» **WHAT TO WORK ON**: Would you write out the listing verbatim and skip every picture in it?

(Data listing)
'''

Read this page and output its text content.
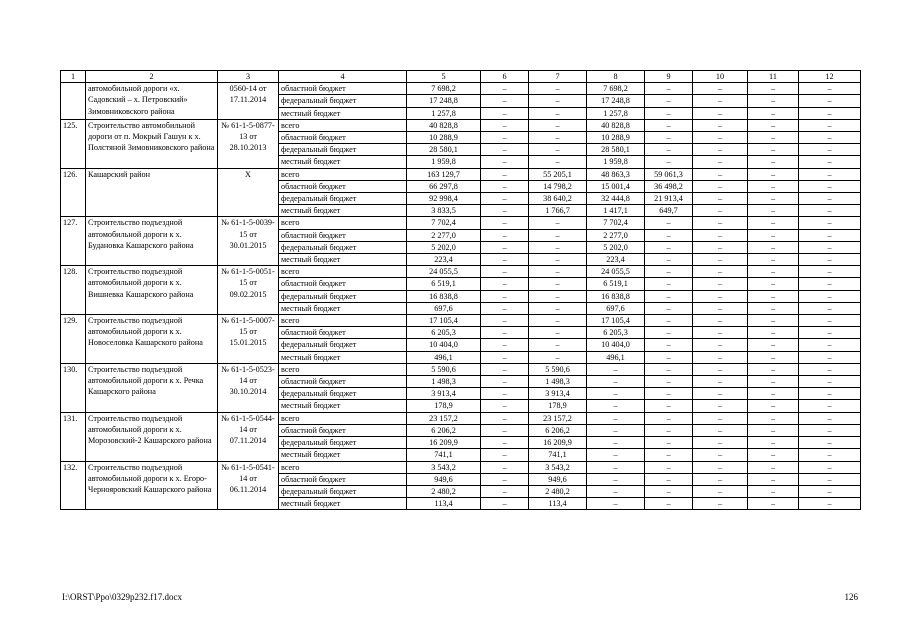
1	2	3	4	5	6	7	8	9	10	11	12
	автомобильной дороги «х. Садовский – х. Петровский» Зимовниковского района	0560-14 от 17.11.2014	областной бюджет	7 698,2	–	–	7 698,2	–	–	–	–
			федеральный бюджет	17 248,8	–	–	17 248,8	–	–	–	–
			местный бюджет	1 257,8	–	–	1 257,8	–	–	–	–
125.	Строительство автомобильной дороги от п. Мокрый Гашун к х. Полстяной Зимовниковского района	№ 61-1-5-0877-13 от 28.10.2013	всего	40 828,8	–	–	40 828,8	–	–	–	–
			областной бюджет	10 288,9	–	–	10 288,9	–	–	–	–
			федеральный бюджет	28 580,1	–	–	28 580,1	–	–	–	–
			местный бюджет	1 959,8	–	–	1 959,8	–	–	–	–
126.	Кашарский район	X	всего	163 129,7	–	55 205,1	48 863,3	59 061,3	–	–	–
			областной бюджет	66 297,8	–	14 798,2	15 001,4	36 498,2	–	–	–
			федеральный бюджет	92 998,4	–	38 640,2	32 444,8	21 913,4	–	–	–
			местный бюджет	3 833,5	–	1 766,7	1 417,1	649,7	–	–	–
127.	Строительство подъездной автомобильной дороги к х. Будановка Кашарского района	№ 61-1-5-0039-15 от 30.01.2015	всего	7 702,4	–	–	7 702,4	–	–	–	–
			областной бюджет	2 277,0	–	–	2 277,0	–	–	–	–
			федеральный бюджет	5 202,0	–	–	5 202,0	–	–	–	–
			местный бюджет	223,4	–	–	223,4	–	–	–	–
128.	Строительство подъездной автомобильной дороги к х. Вишневка Кашарского района	№ 61-1-5-0051-15 от 09.02.2015	всего	24 055,5	–	–	24 055,5	–	–	–	–
			областной бюджет	6 519,1	–	–	6 519,1	–	–	–	–
			федеральный бюджет	16 838,8	–	–	16 838,8	–	–	–	–
			местный бюджет	697,6	–	–	697,6	–	–	–	–
129.	Строительство подъездной автомобильной дороги к х. Новоселовка Кашарского района	№ 61-1-5-0007-15 от 15.01.2015	всего	17 105,4	–	–	17 105,4	–	–	–	–
			областной бюджет	6 205,3	–	–	6 205,3	–	–	–	–
			федеральный бюджет	10 404,0	–	–	10 404,0	–	–	–	–
			местный бюджет	496,1	–	–	496,1	–	–	–	–
130.	Строительство подъездной автомобильной дороги к х. Речка Кашарского района	№ 61-1-5-0523-14 от 30.10.2014	всего	5 590,6	–	5 590,6	–	–	–	–	–
			областной бюджет	1 498,3	–	1 498,3	–	–	–	–	–
			федеральный бюджет	3 913,4	–	3 913,4	–	–	–	–	–
			местный бюджет	178,9	–	178,9	–	–	–	–	–
131.	Строительство подъездной автомобильной дороги к х. Морозовский-2 Кашарского района	№ 61-1-5-0544-14 от 07.11.2014	всего	23 157,2	–	23 157,2	–	–	–	–	–
			областной бюджет	6 206,2	–	6 206,2	–	–	–	–	–
			федеральный бюджет	16 209,9	–	16 209,9	–	–	–	–	–
			местный бюджет	741,1	–	741,1	–	–	–	–	–
132.	Строительство подъездной автомобильной дороги к х. Егоро-Чернояровский Кашарского района	№ 61-1-5-0541-14 от 06.11.2014	всего	3 543,2	–	3 543,2	–	–	–	–	–
			областной бюджет	949,6	–	949,6	–	–	–	–	–
			федеральный бюджет	2 480,2	–	2 480,2	–	–	–	–	–
			местный бюджет	113,4	–	113,4	–	–	–	–	–
I:\ORST\Ppo\0329p232.f17.docx	126
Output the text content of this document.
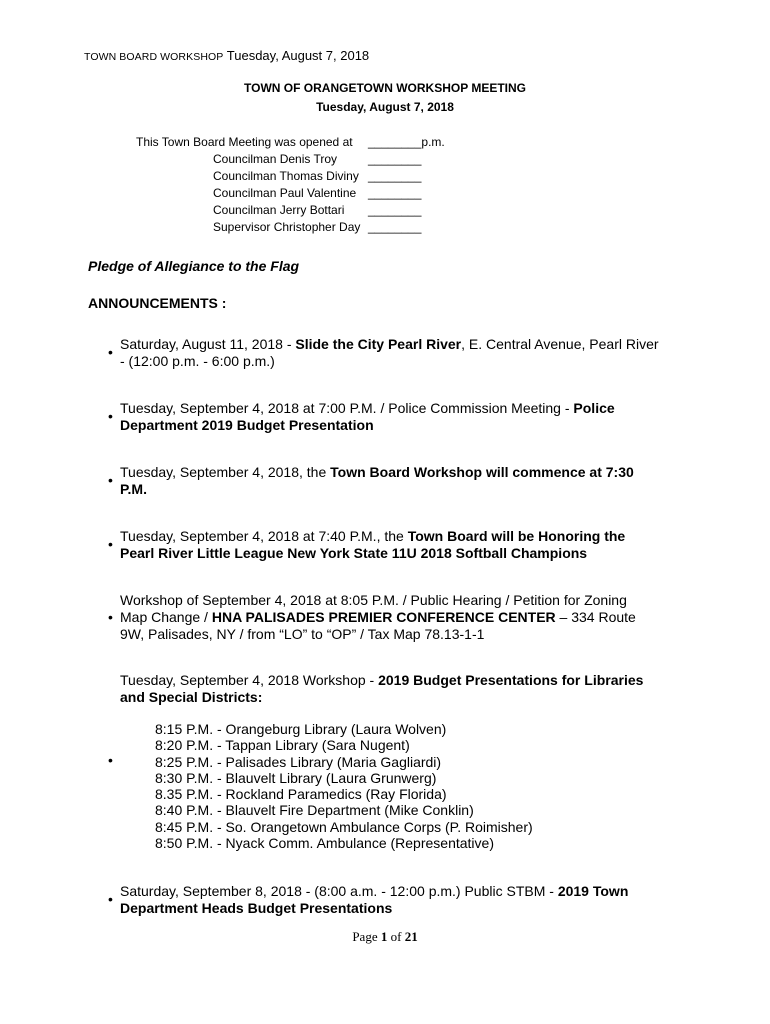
TOWN BOARD WORKSHOP Tuesday, August 7, 2018
TOWN OF ORANGETOWN WORKSHOP MEETING
Tuesday, August 7, 2018
This Town Board Meeting was opened at ________p.m.
Councilman Denis Troy	________
Councilman Thomas Diviny ________
Councilman Paul Valentine ________
Councilman Jerry Bottari ________
Supervisor Christopher Day ________
Pledge of Allegiance to the Flag
ANNOUNCEMENTS :
• Saturday, August 11, 2018 - Slide the City Pearl River, E. Central Avenue, Pearl River
- (12:00 p.m. - 6:00 p.m.)
• Tuesday, September 4, 2018 at 7:00 P.M. / Police Commission Meeting - Police
Department 2019 Budget Presentation
• Tuesday, September 4, 2018, the Town Board Workshop will commence at 7:30
P.M.
• Tuesday, September 4, 2018 at 7:40 P.M., the Town Board will be Honoring the
Pearl River Little League New York State 11U 2018 Softball Champions
•
Workshop of September 4, 2018 at 8:05 P.M. / Public Hearing / Petition for Zoning
Map Change / HNA PALISADES PREMIER CONFERENCE CENTER – 334 Route
9W, Palisades, NY / from “LO” to “OP” / Tax Map 78.13-1-1
Tuesday, September 4, 2018 Workshop - 2019 Budget Presentations for Libraries
and Special Districts:
•
8:15 P.M. - Orangeburg Library (Laura Wolven)
8:20 P.M. - Tappan Library (Sara Nugent)
8:25 P.M. - Palisades Library (Maria Gagliardi)
8:30 P.M. - Blauvelt Library (Laura Grunwerg)
8.35 P.M. - Rockland Paramedics (Ray Florida)
8:40 P.M. - Blauvelt Fire Department (Mike Conklin)
8:45 P.M. - So. Orangetown Ambulance Corps (P. Roimisher)
8:50 P.M. - Nyack Comm. Ambulance (Representative)
• Saturday, September 8, 2018 - (8:00 a.m. - 12:00 p.m.) Public STBM - 2019 Town
Department Heads Budget Presentations
Page 1 of 21
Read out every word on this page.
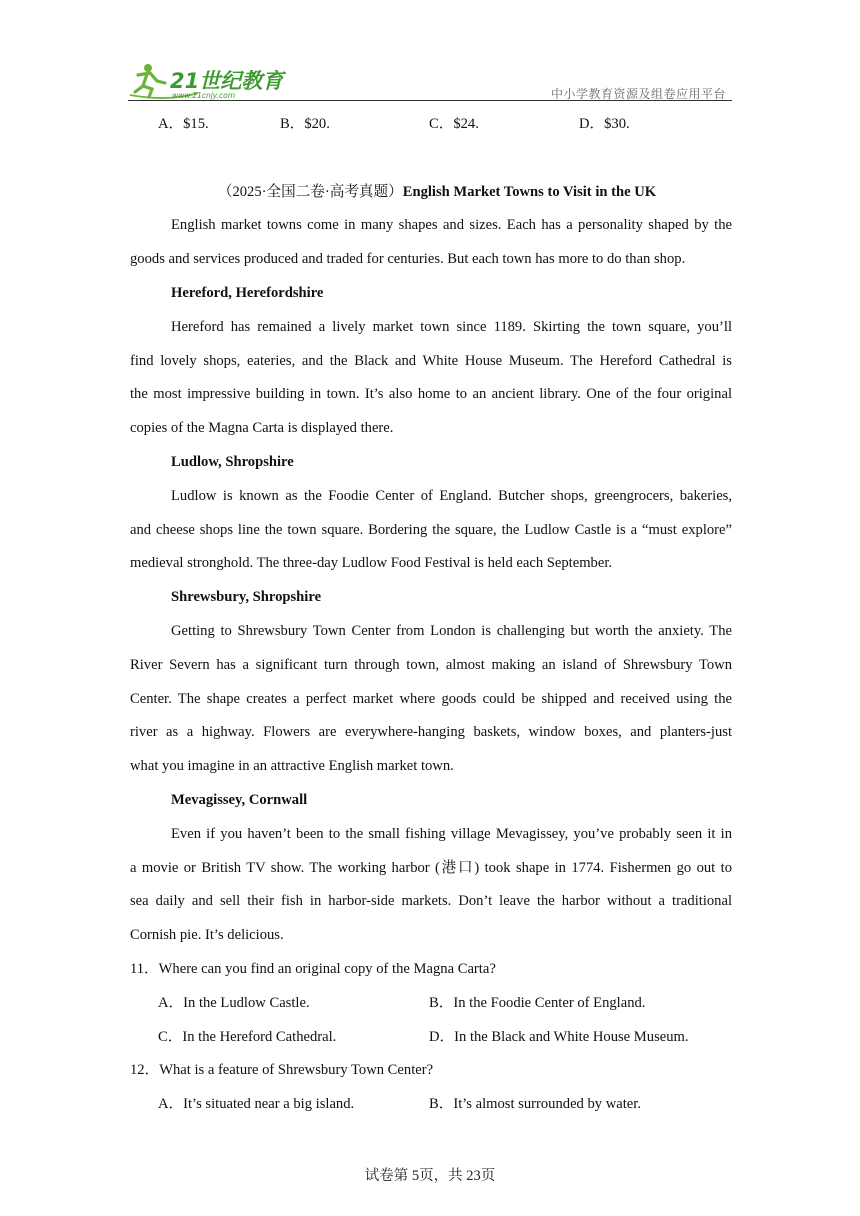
21世纪教育
www.21cnjy.com	中小学教育资源及组卷应用平台
A．$15.	B．$20.	C．$24.	D．$30.
（2025·全国二卷·高考真题）English Market Towns to Visit in the UK
English market towns come in many shapes and sizes. Each has a personality shaped by the
goods and services produced and traded for centuries. But each town has more to do than shop.
Hereford, Herefordshire
Hereford has remained a lively market town since 1189. Skirting the town square, you’ll
find lovely shops, eateries, and the Black and White House Museum. The Hereford Cathedral is
the most impressive building in town. It’s also home to an ancient library. One of the four original
copies of the Magna Carta is displayed there.
Ludlow, Shropshire
Ludlow is known as the Foodie Center of England. Butcher shops, greengrocers, bakeries,
and cheese shops line the town square. Bordering the square, the Ludlow Castle is a “must explore”
medieval stronghold. The three-day Ludlow Food Festival is held each September.
Shrewsbury, Shropshire
Getting to Shrewsbury Town Center from London is challenging but worth the anxiety. The
River Severn has a significant turn through town, almost making an island of Shrewsbury Town
Center. The shape creates a perfect market where goods could be shipped and received using the
river as a highway. Flowers are everywhere-hanging baskets, window boxes, and planters-just
what you imagine in an attractive English market town.
Mevagissey, Cornwall
Even if you haven’t been to the small fishing village Mevagissey, you’ve probably seen it in
a movie or British TV show. The working harbor (港口) took shape in 1774. Fishermen go out to
sea daily and sell their fish in harbor-side markets. Don’t leave the harbor without a traditional
Cornish pie. It’s delicious.
11．Where can you find an original copy of the Magna Carta?
A．In the Ludlow Castle.	B．In the Foodie Center of England.
C．In the Hereford Cathedral.	D．In the Black and White House Museum.
12．What is a feature of Shrewsbury Town Center?
A．It’s situated near a big island.	B．It’s almost surrounded by water.
试卷第 5页，共 23页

'''

» **SOLUTION TO THE EXERCISE**:
Read this page and output its text content.
1	2	3	4	5	6	7	8	9	10	11	12
	автомобильной дороги «х. Садовский – х. Петровский» Зимовниковского района	0560-14 от 17.11.2014	областной бюджет	7 698,2	–	–	7 698,2	–	–	–	–
			федеральный бюджет	17 248,8	–	–	17 248,8	–	–	–	–
			местный бюджет	1 257,8	–	–	1 257,8	–	–	–	–
125.	Строительство автомобильной дороги от п. Мокрый Гашун к х. Полстяной Зимовниковского района	№ 61-1-5-0877-13 от 28.10.2013	всего	40 828,8	–	–	40 828,8	–	–	–	–
			областной бюджет	10 288,9	–	–	10 288,9	–	–	–	–
			федеральный бюджет	28 580,1	–	–	28 580,1	–	–	–	–
			местный бюджет	1 959,8	–	–	1 959,8	–	–	–	–
126.	Кашарский район	X	всего	163 129,7	–	55 205,1	48 863,3	59 061,3	–	–	–
			областной бюджет	66 297,8	–	14 798,2	15 001,4	36 498,2	–	–	–
			федеральный бюджет	92 998,4	–	38 640,2	32 444,8	21 913,4	–	–	–
			местный бюджет	3 833,5	–	1 766,7	1 417,1	649,7	–	–	–
127.	Строительство подъездной автомобильной дороги к х. Будановка Кашарского района	№ 61-1-5-0039-15 от 30.01.2015	всего	7 702,4	–	–	7 702,4	–	–	–	–
			областной бюджет	2 277,0	–	–	2 277,0	–	–	–	–
			федеральный бюджет	5 202,0	–	–	5 202,0	–	–	–	–
			местный бюджет	223,4	–	–	223,4	–	–	–	–
128.	Строительство подъездной автомобильной дороги к х. Вишневка Кашарского района	№ 61-1-5-0051-15 от 09.02.2015	всего	24 055,5	–	–	24 055,5	–	–	–	–
			областной бюджет	6 519,1	–	–	6 519,1	–	–	–	–
			федеральный бюджет	16 838,8	–	–	16 838,8	–	–	–	–
			местный бюджет	697,6	–	–	697,6	–	–	–	–
129.	Строительство подъездной автомобильной дороги к х. Новоселовка Кашарского района	№ 61-1-5-0007-15 от 15.01.2015	всего	17 105,4	–	–	17 105,4	–	–	–	–
			областной бюджет	6 205,3	–	–	6 205,3	–	–	–	–
			федеральный бюджет	10 404,0	–	–	10 404,0	–	–	–	–
			местный бюджет	496,1	–	–	496,1	–	–	–	–
130.	Строительство подъездной автомобильной дороги к х. Речка Кашарского района	№ 61-1-5-0523-14 от 30.10.2014	всего	5 590,6	–	5 590,6	–	–	–	–	–
			областной бюджет	1 498,3	–	1 498,3	–	–	–	–	–
			федеральный бюджет	3 913,4	–	3 913,4	–	–	–	–	–
			местный бюджет	178,9	–	178,9	–	–	–	–	–
131.	Строительство подъездной автомобильной дороги к х. Морозовский-2 Кашарского района	№ 61-1-5-0544-14 от 07.11.2014	всего	23 157,2	–	23 157,2	–	–	–	–	–
			областной бюджет	6 206,2	–	6 206,2	–	–	–	–	–
			федеральный бюджет	16 209,9	–	16 209,9	–	–	–	–	–
			местный бюджет	741,1	–	741,1	–	–	–	–	–
132.	Строительство подъездной автомобильной дороги к х. Егоро-Чернояровский Кашарского района	№ 61-1-5-0541-14 от 06.11.2014	всего	3 543,2	–	3 543,2	–	–	–	–	–
			областной бюджет	949,6	–	949,6	–	–	–	–	–
			федеральный бюджет	2 480,2	–	2 480,2	–	–	–	–	–
			местный бюджет	113,4	–	113,4	–	–	–	–	–
I:\ORST\Ppo\0329p232.f17.docx	126
Output the text content of this document.
TOWN BOARD WORKSHOP Tuesday, August 7, 2018
TOWN OF ORANGETOWN WORKSHOP MEETING
Tuesday, August 7, 2018
This Town Board Meeting was opened at ________p.m.
Councilman Denis Troy	________
Councilman Thomas Diviny ________
Councilman Paul Valentine ________
Councilman Jerry Bottari ________
Supervisor Christopher Day ________
Pledge of Allegiance to the Flag
ANNOUNCEMENTS :
• Saturday, August 11, 2018 - Slide the City Pearl River, E. Central Avenue, Pearl River
- (12:00 p.m. - 6:00 p.m.)
• Tuesday, September 4, 2018 at 7:00 P.M. / Police Commission Meeting - Police
Department 2019 Budget Presentation
• Tuesday, September 4, 2018, the Town Board Workshop will commence at 7:30
P.M.
• Tuesday, September 4, 2018 at 7:40 P.M., the Town Board will be Honoring the
Pearl River Little League New York State 11U 2018 Softball Champions
•
Workshop of September 4, 2018 at 8:05 P.M. / Public Hearing / Petition for Zoning
Map Change / HNA PALISADES PREMIER CONFERENCE CENTER – 334 Route
9W, Palisades, NY / from “LO” to “OP” / Tax Map 78.13-1-1
Tuesday, September 4, 2018 Workshop - 2019 Budget Presentations for Libraries
and Special Districts:
•
8:15 P.M. - Orangeburg Library (Laura Wolven)
8:20 P.M. - Tappan Library (Sara Nugent)
8:25 P.M. - Palisades Library (Maria Gagliardi)
8:30 P.M. - Blauvelt Library (Laura Grunwerg)
8.35 P.M. - Rockland Paramedics (Ray Florida)
8:40 P.M. - Blauvelt Fire Department (Mike Conklin)
8:45 P.M. - So. Orangetown Ambulance Corps (P. Roimisher)
8:50 P.M. - Nyack Comm. Ambulance (Representative)
• Saturday, September 8, 2018 - (8:00 a.m. - 12:00 p.m.) Public STBM - 2019 Town
Department Heads Budget Presentations
Page 1 of 21
Read out every word on this page.
21世纪教育
www.21cnjy.com	中小学教育资源及组卷应用平台
A．$15.	B．$20.	C．$24.	D．$30.
（2025·全国二卷·高考真题）English Market Towns to Visit in the UK
English market towns come in many shapes and sizes. Each has a personality shaped by the
goods and services produced and traded for centuries. But each town has more to do than shop.
Hereford, Herefordshire
Hereford has remained a lively market town since 1189. Skirting the town square, you’ll
find lovely shops, eateries, and the Black and White House Museum. The Hereford Cathedral is
the most impressive building in town. It’s also home to an ancient library. One of the four original
copies of the Magna Carta is displayed there.
Ludlow, Shropshire
Ludlow is known as the Foodie Center of England. Butcher shops, greengrocers, bakeries,
and cheese shops line the town square. Bordering the square, the Ludlow Castle is a “must explore”
medieval stronghold. The three-day Ludlow Food Festival is held each September.
Shrewsbury, Shropshire
Getting to Shrewsbury Town Center from London is challenging but worth the anxiety. The
River Severn has a significant turn through town, almost making an island of Shrewsbury Town
Center. The shape creates a perfect market where goods could be shipped and received using the
river as a highway. Flowers are everywhere-hanging baskets, window boxes, and planters-just
what you imagine in an attractive English market town.
Mevagissey, Cornwall
Even if you haven’t been to the small fishing village Mevagissey, you’ve probably seen it in
a movie or British TV show. The working harbor (港口) took shape in 1774. Fishermen go out to
sea daily and sell their fish in harbor-side markets. Don’t leave the harbor without a traditional
Cornish pie. It’s delicious.
11．Where can you find an original copy of the Magna Carta?
A．In the Ludlow Castle.	B．In the Foodie Center of England.
C．In the Hereford Cathedral.	D．In the Black and White House Museum.
12．What is a feature of Shrewsbury Town Center?
A．It’s situated near a big island.	B．It’s almost surrounded by water.
试卷第 5页，共 23页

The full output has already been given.